_REQUIREMENTS_. Transcribe the whole listing below without changing a word, but leave out every image.

Collected data entries:
☆ ☆ ☆ ☆ ☆

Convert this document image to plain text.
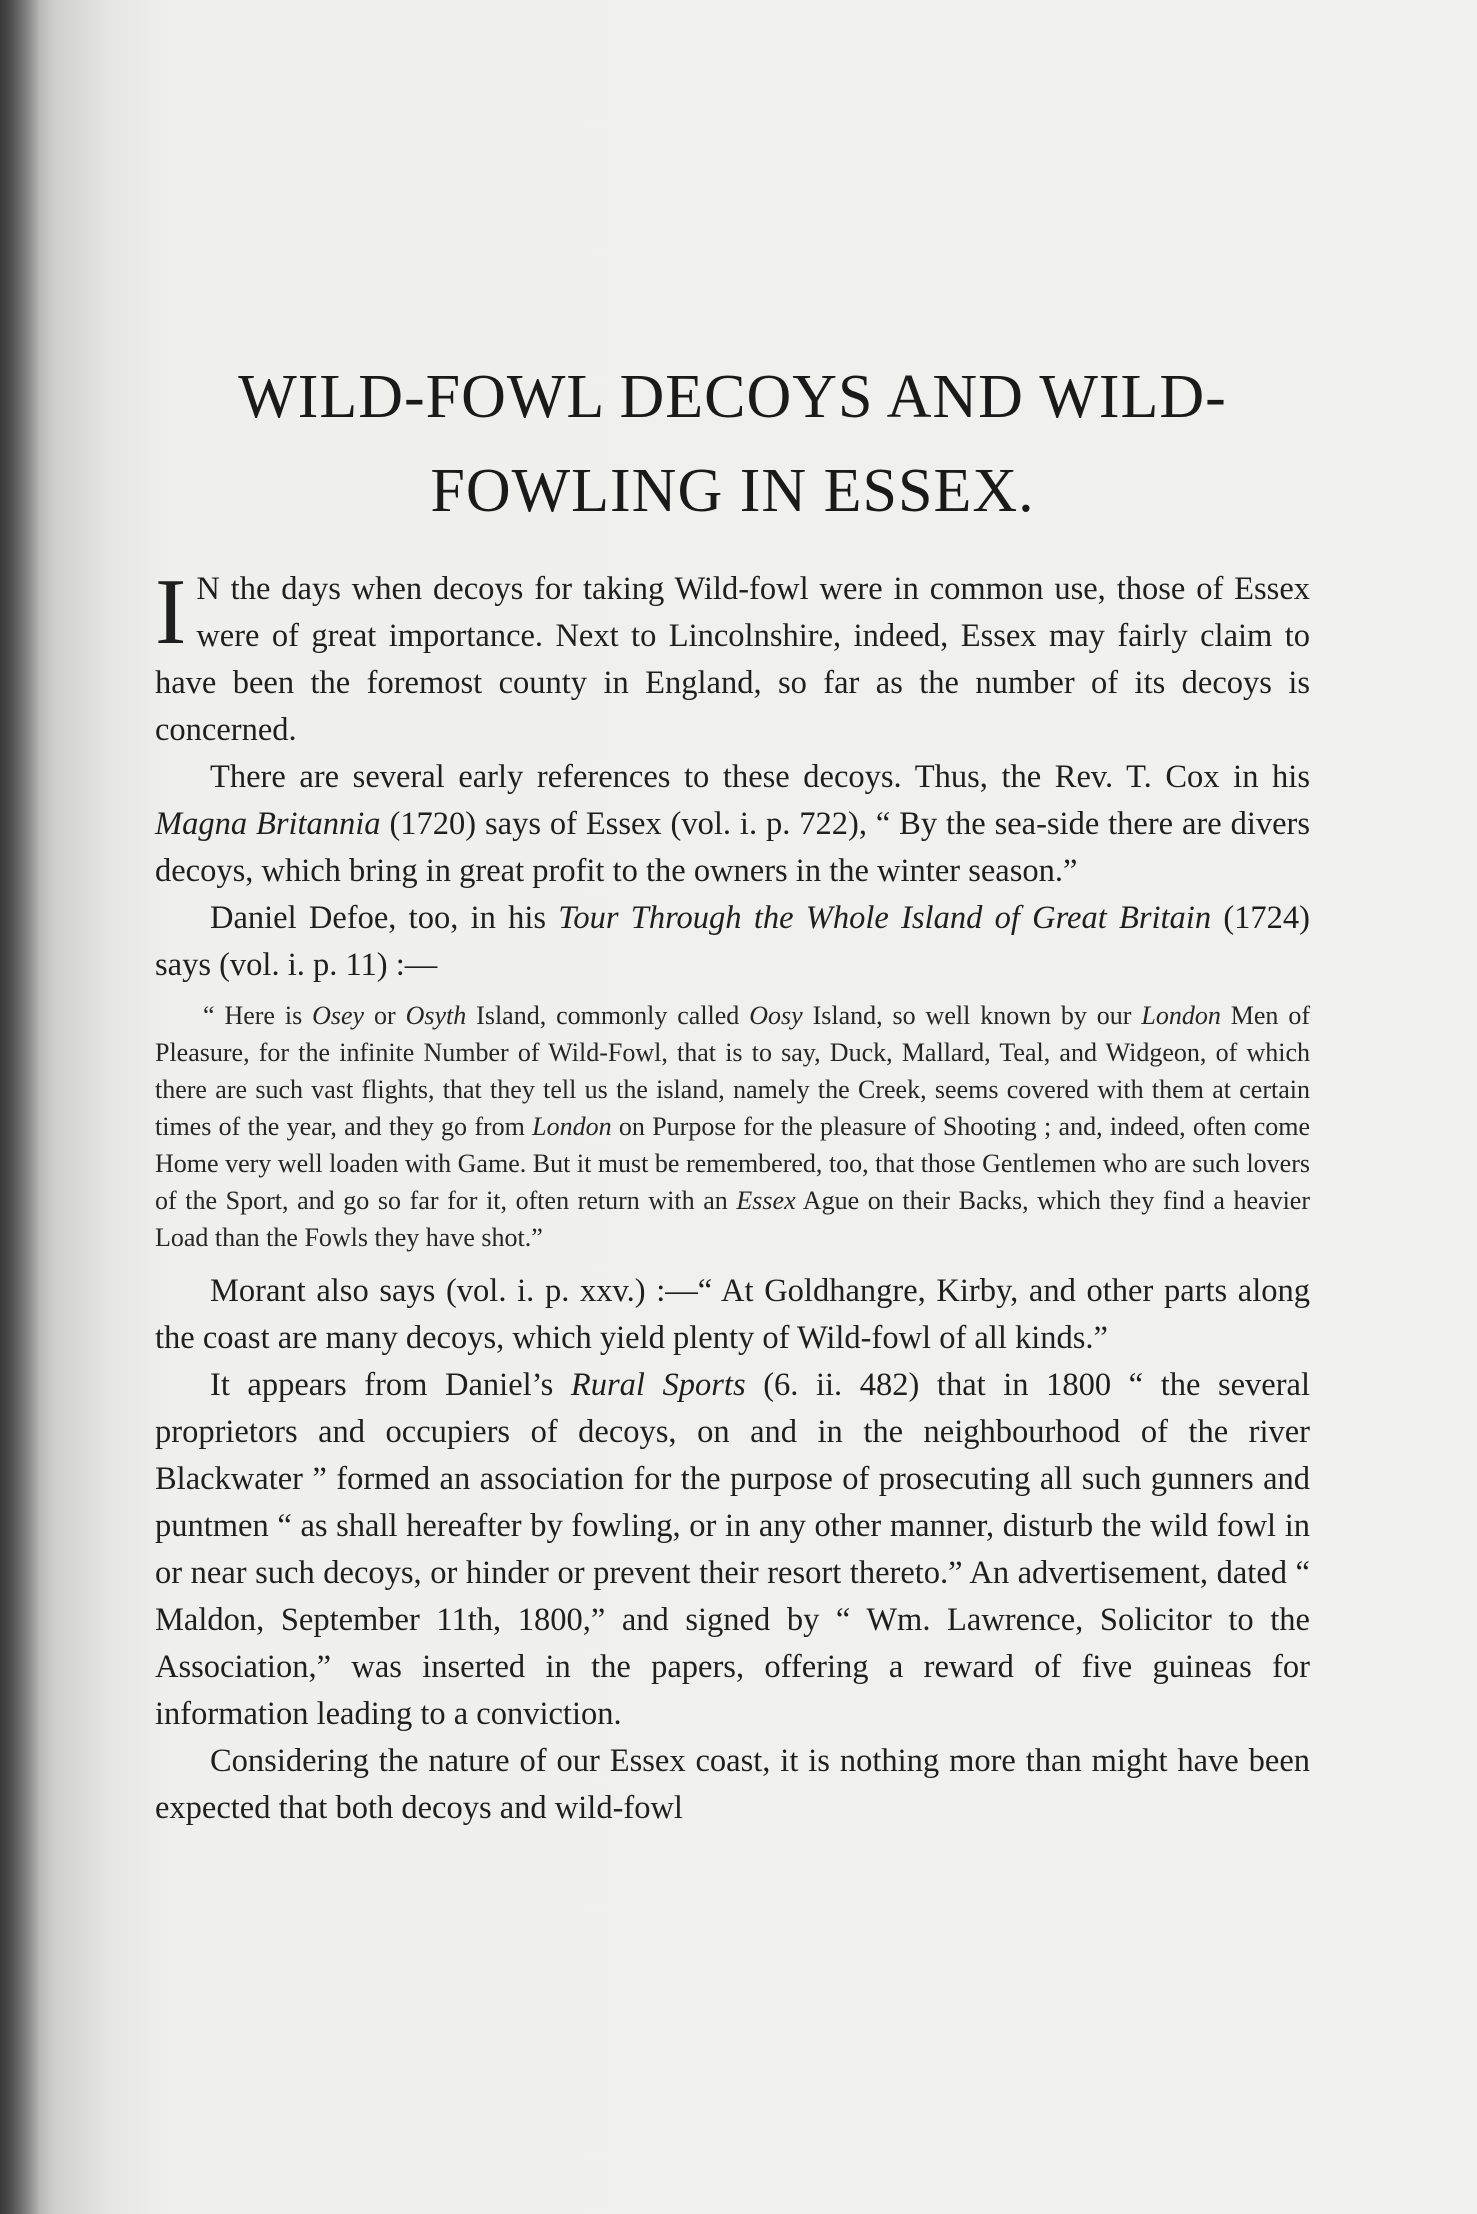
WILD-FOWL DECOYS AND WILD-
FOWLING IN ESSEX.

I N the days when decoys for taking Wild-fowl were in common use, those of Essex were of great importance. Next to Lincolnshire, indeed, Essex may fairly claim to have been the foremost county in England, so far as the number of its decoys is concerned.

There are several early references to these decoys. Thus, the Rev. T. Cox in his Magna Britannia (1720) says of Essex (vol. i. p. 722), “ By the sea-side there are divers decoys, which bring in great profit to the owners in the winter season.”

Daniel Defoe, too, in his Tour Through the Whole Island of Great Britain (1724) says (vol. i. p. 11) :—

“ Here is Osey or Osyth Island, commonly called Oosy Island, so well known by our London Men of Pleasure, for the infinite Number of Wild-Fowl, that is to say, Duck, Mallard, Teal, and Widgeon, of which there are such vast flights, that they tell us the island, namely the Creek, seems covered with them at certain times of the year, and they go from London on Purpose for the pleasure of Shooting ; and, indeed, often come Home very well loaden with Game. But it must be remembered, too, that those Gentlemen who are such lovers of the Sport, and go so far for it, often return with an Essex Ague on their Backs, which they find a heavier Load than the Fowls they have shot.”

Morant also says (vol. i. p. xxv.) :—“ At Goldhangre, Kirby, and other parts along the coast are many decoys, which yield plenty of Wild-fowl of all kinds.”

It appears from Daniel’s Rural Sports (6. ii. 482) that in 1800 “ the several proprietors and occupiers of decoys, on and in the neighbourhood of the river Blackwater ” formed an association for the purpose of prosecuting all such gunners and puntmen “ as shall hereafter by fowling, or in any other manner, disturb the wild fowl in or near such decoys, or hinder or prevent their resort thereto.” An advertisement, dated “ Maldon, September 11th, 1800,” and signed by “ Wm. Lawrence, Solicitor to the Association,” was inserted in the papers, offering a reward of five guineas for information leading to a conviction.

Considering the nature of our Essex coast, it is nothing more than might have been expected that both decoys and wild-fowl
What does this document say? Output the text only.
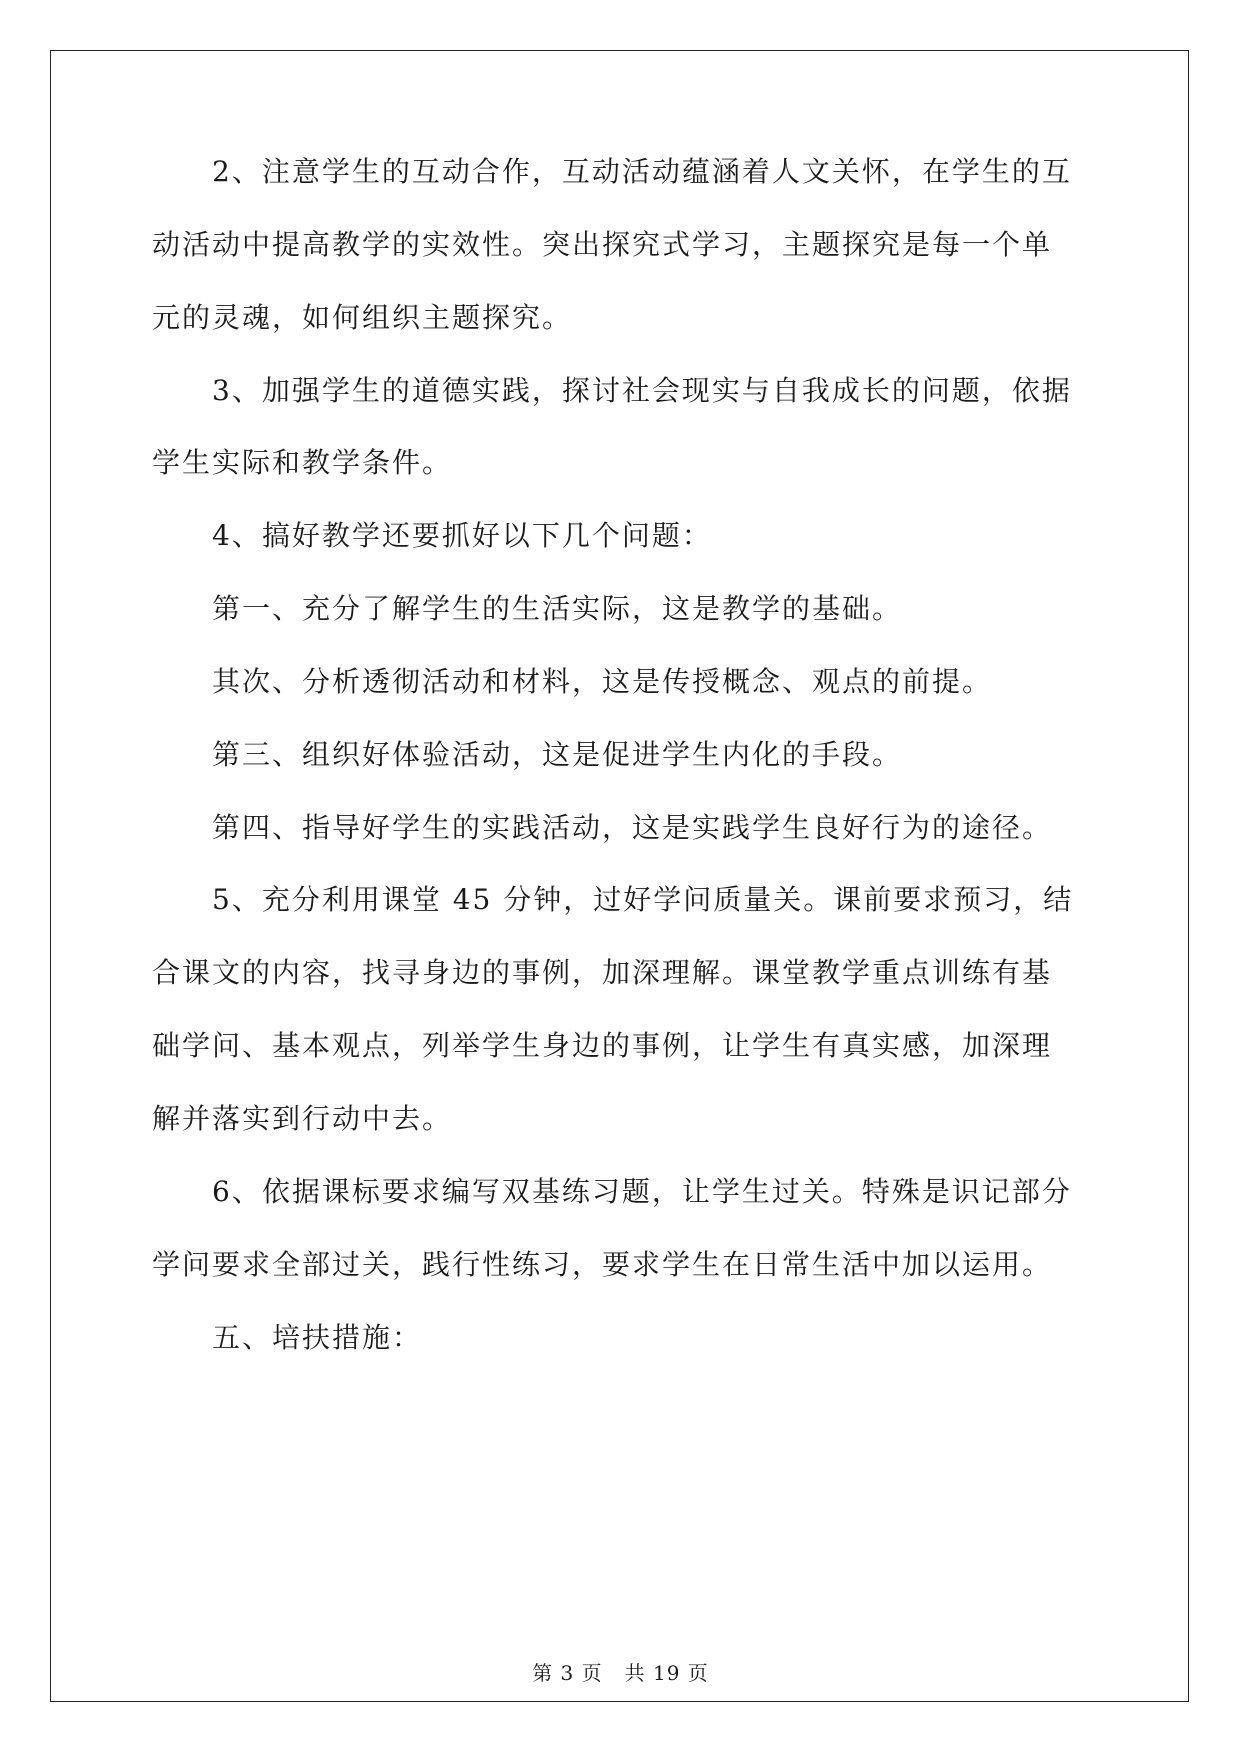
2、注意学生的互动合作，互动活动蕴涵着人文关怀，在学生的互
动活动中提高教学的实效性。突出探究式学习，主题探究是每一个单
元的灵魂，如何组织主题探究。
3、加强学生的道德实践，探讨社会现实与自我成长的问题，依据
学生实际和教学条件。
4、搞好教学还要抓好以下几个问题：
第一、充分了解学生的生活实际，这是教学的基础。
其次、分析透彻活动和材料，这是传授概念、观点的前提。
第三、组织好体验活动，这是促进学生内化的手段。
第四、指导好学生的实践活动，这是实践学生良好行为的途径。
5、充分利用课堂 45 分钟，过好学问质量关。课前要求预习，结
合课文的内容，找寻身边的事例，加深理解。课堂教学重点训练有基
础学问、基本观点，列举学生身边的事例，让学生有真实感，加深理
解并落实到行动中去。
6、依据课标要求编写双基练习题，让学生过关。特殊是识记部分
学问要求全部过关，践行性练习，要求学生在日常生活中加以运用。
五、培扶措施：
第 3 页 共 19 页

☆ ☆ ☆ ☆ ☆

_RIGHT ANSWER_.
Convert this document image to plain text.
WILD-FOWL DECOYS AND WILD-
FOWLING IN ESSEX.

I N the days when decoys for taking Wild-fowl were in common use, those of Essex were of great importance. Next to Lincolnshire, indeed, Essex may fairly claim to have been the foremost county in England, so far as the number of its decoys is concerned.

There are several early references to these decoys. Thus, the Rev. T. Cox in his Magna Britannia (1720) says of Essex (vol. i. p. 722), “ By the sea-side there are divers decoys, which bring in great profit to the owners in the winter season.”

Daniel Defoe, too, in his Tour Through the Whole Island of Great Britain (1724) says (vol. i. p. 11) :—

“ Here is Osey or Osyth Island, commonly called Oosy Island, so well known by our London Men of Pleasure, for the infinite Number of Wild-Fowl, that is to say, Duck, Mallard, Teal, and Widgeon, of which there are such vast flights, that they tell us the island, namely the Creek, seems covered with them at certain times of the year, and they go from London on Purpose for the pleasure of Shooting ; and, indeed, often come Home very well loaden with Game. But it must be remembered, too, that those Gentlemen who are such lovers of the Sport, and go so far for it, often return with an Essex Ague on their Backs, which they find a heavier Load than the Fowls they have shot.”

Morant also says (vol. i. p. xxv.) :—“ At Goldhangre, Kirby, and other parts along the coast are many decoys, which yield plenty of Wild-fowl of all kinds.”

It appears from Daniel’s Rural Sports (6. ii. 482) that in 1800 “ the several proprietors and occupiers of decoys, on and in the neighbourhood of the river Blackwater ” formed an association for the purpose of prosecuting all such gunners and puntmen “ as shall hereafter by fowling, or in any other manner, disturb the wild fowl in or near such decoys, or hinder or prevent their resort thereto.” An advertisement, dated “ Maldon, September 11th, 1800,” and signed by “ Wm. Lawrence, Solicitor to the Association,” was inserted in the papers, offering a reward of five guineas for information leading to a conviction.

Considering the nature of our Essex coast, it is nothing more than might have been expected that both decoys and wild-fowl
What does this document say? Output the text only.
2、注意学生的互动合作，互动活动蕴涵着人文关怀，在学生的互
动活动中提高教学的实效性。突出探究式学习，主题探究是每一个单
元的灵魂，如何组织主题探究。
3、加强学生的道德实践，探讨社会现实与自我成长的问题，依据
学生实际和教学条件。
4、搞好教学还要抓好以下几个问题：
第一、充分了解学生的生活实际，这是教学的基础。
其次、分析透彻活动和材料，这是传授概念、观点的前提。
第三、组织好体验活动，这是促进学生内化的手段。
第四、指导好学生的实践活动，这是实践学生良好行为的途径。
5、充分利用课堂 45 分钟，过好学问质量关。课前要求预习，结
合课文的内容，找寻身边的事例，加深理解。课堂教学重点训练有基
础学问、基本观点，列举学生身边的事例，让学生有真实感，加深理
解并落实到行动中去。
6、依据课标要求编写双基练习题，让学生过关。特殊是识记部分
学问要求全部过关，践行性练习，要求学生在日常生活中加以运用。
五、培扶措施：
第 3 页 共 19 页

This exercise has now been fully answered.